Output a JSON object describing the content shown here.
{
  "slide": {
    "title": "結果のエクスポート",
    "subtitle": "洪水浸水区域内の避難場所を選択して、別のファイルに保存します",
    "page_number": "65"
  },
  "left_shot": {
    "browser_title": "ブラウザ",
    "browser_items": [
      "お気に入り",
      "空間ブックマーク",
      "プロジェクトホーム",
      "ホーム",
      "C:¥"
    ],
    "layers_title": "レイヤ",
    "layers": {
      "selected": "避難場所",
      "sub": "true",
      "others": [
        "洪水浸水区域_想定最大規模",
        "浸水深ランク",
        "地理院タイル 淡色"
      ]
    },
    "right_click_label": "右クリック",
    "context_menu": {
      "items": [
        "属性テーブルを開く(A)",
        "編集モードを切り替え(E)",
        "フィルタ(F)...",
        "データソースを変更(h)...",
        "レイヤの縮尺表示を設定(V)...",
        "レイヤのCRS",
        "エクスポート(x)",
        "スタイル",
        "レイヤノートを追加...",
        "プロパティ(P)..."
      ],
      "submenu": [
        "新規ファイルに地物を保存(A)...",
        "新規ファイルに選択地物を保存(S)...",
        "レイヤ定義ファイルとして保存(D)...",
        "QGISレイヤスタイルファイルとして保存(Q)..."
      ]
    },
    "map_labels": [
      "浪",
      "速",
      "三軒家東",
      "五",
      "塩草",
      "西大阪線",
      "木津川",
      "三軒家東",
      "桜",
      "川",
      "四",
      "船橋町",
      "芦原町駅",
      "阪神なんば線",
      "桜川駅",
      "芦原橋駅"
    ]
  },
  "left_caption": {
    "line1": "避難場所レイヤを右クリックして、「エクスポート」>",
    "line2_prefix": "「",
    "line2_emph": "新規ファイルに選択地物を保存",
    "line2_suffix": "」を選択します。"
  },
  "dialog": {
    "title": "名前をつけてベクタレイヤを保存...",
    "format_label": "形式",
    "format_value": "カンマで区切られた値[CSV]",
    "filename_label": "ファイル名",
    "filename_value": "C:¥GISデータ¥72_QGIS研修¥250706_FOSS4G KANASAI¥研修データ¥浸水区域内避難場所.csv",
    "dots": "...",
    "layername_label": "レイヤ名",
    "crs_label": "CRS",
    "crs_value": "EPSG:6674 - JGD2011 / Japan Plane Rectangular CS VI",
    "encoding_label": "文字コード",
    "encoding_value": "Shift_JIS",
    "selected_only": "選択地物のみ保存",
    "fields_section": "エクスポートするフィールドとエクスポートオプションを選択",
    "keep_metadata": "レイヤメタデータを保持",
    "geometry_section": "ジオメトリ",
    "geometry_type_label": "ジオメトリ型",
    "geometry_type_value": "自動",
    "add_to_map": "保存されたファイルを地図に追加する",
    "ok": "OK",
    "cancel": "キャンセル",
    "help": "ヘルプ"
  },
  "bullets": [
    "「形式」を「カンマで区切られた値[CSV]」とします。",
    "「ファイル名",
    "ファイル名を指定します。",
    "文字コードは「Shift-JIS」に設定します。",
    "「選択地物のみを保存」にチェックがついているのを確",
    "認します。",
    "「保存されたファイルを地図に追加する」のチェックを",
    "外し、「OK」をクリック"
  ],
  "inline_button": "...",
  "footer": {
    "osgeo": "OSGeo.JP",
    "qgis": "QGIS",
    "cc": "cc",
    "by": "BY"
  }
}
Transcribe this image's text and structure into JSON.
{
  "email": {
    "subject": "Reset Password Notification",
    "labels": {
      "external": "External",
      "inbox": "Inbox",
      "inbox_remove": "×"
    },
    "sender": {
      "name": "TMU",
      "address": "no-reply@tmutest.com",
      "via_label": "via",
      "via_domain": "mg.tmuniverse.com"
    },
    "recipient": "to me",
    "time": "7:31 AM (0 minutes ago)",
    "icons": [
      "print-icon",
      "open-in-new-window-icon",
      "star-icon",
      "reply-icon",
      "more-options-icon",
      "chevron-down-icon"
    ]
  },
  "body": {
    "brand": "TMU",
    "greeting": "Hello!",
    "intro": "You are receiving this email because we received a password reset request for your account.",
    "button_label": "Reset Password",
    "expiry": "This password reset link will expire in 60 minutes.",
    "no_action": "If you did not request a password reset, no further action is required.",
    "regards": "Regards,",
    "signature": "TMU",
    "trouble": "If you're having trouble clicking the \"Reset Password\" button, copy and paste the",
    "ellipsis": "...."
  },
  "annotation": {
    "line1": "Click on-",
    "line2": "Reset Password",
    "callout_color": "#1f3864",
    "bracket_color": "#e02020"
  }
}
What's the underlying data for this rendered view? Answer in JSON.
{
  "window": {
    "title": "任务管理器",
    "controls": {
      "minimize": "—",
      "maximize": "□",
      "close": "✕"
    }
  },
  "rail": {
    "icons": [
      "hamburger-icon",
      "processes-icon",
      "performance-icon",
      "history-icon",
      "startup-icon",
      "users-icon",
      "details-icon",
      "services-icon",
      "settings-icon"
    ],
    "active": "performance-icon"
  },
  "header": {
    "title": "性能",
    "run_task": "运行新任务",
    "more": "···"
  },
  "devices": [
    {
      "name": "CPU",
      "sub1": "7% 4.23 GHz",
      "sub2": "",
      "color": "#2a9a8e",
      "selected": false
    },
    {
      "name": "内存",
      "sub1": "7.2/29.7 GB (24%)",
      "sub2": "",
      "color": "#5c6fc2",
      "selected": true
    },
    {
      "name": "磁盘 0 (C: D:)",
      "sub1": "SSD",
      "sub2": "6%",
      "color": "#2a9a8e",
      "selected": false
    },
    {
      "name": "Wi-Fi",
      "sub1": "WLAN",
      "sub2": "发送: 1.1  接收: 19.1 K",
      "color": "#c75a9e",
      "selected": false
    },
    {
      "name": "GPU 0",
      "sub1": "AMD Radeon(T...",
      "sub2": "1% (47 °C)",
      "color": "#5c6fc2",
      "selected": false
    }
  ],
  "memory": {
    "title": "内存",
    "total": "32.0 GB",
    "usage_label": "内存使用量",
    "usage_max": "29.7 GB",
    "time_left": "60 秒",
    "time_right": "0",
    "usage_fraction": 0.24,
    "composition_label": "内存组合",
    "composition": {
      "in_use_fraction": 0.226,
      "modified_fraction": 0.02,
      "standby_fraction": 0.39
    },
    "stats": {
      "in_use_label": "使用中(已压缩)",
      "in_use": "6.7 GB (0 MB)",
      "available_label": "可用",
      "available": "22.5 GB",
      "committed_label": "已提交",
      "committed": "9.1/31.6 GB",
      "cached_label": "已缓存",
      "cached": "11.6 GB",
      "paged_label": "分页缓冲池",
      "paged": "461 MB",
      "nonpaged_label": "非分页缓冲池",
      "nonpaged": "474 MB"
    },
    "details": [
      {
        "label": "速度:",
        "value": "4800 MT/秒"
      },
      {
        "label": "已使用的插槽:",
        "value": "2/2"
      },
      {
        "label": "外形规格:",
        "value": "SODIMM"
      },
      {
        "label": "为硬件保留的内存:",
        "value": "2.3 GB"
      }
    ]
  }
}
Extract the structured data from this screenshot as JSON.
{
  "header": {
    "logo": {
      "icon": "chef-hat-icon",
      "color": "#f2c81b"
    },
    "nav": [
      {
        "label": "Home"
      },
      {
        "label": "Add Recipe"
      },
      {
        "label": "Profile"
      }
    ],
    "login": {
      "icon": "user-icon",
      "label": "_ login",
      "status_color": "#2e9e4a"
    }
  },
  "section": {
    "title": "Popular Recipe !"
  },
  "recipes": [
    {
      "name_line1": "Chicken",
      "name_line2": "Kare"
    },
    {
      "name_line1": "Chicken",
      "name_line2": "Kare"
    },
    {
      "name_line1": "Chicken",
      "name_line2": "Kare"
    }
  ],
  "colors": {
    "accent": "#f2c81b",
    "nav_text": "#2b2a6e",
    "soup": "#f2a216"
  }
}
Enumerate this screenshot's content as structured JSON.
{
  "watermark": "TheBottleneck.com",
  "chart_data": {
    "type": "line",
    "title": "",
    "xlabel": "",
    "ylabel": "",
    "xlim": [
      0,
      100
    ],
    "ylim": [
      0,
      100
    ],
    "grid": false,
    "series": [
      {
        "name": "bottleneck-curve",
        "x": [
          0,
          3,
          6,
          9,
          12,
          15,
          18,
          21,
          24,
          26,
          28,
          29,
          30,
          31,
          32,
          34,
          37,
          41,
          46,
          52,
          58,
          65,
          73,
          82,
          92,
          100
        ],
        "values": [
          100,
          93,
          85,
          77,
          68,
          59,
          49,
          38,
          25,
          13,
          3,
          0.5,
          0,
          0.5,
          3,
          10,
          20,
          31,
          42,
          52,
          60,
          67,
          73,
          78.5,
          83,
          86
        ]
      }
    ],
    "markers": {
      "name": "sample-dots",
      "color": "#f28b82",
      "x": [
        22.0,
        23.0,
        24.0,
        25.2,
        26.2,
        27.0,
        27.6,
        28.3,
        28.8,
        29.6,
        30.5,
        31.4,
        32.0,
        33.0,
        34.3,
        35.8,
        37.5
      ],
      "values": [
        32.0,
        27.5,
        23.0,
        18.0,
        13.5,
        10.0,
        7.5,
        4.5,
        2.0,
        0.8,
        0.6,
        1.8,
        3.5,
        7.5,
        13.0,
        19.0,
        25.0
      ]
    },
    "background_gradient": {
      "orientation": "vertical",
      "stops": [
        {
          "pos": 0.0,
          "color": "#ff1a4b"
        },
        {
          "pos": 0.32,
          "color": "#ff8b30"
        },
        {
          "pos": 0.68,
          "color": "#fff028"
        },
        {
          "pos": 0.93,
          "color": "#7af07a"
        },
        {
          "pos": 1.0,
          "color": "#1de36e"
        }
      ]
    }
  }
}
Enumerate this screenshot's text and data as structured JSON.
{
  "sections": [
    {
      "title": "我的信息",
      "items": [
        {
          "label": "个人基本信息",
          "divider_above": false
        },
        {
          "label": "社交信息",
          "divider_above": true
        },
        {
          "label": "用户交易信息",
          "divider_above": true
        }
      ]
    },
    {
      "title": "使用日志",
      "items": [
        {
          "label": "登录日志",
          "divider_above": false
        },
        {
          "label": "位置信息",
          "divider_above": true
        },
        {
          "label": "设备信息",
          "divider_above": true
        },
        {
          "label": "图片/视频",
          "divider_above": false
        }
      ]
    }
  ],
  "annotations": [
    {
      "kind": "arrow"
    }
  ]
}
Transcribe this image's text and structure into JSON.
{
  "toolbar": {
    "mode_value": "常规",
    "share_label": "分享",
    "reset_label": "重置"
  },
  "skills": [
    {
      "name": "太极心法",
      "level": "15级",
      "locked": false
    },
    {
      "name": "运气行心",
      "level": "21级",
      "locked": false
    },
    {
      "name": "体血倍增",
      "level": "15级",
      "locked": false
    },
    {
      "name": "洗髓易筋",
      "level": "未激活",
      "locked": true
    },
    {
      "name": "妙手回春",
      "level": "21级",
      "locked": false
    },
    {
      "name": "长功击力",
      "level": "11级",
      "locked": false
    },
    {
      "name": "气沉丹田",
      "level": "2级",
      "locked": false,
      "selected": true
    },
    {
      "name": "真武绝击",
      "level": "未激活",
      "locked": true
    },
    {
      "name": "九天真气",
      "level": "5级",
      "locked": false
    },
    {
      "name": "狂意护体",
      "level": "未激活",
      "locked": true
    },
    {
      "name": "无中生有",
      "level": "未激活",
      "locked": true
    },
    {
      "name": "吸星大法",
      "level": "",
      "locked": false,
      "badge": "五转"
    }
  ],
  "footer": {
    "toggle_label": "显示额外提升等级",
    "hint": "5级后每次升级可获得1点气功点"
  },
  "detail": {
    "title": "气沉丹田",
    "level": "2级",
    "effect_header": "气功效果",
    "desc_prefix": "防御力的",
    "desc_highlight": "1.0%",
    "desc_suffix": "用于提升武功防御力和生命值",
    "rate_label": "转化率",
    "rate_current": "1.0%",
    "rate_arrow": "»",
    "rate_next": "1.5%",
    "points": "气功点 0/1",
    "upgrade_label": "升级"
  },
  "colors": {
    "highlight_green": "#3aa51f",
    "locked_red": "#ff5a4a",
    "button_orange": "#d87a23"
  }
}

Exercise instructions — Select and copy each line from the data that includes the word "performance".

Task solution —
      "performance-icon",
    "active": "performance-icon"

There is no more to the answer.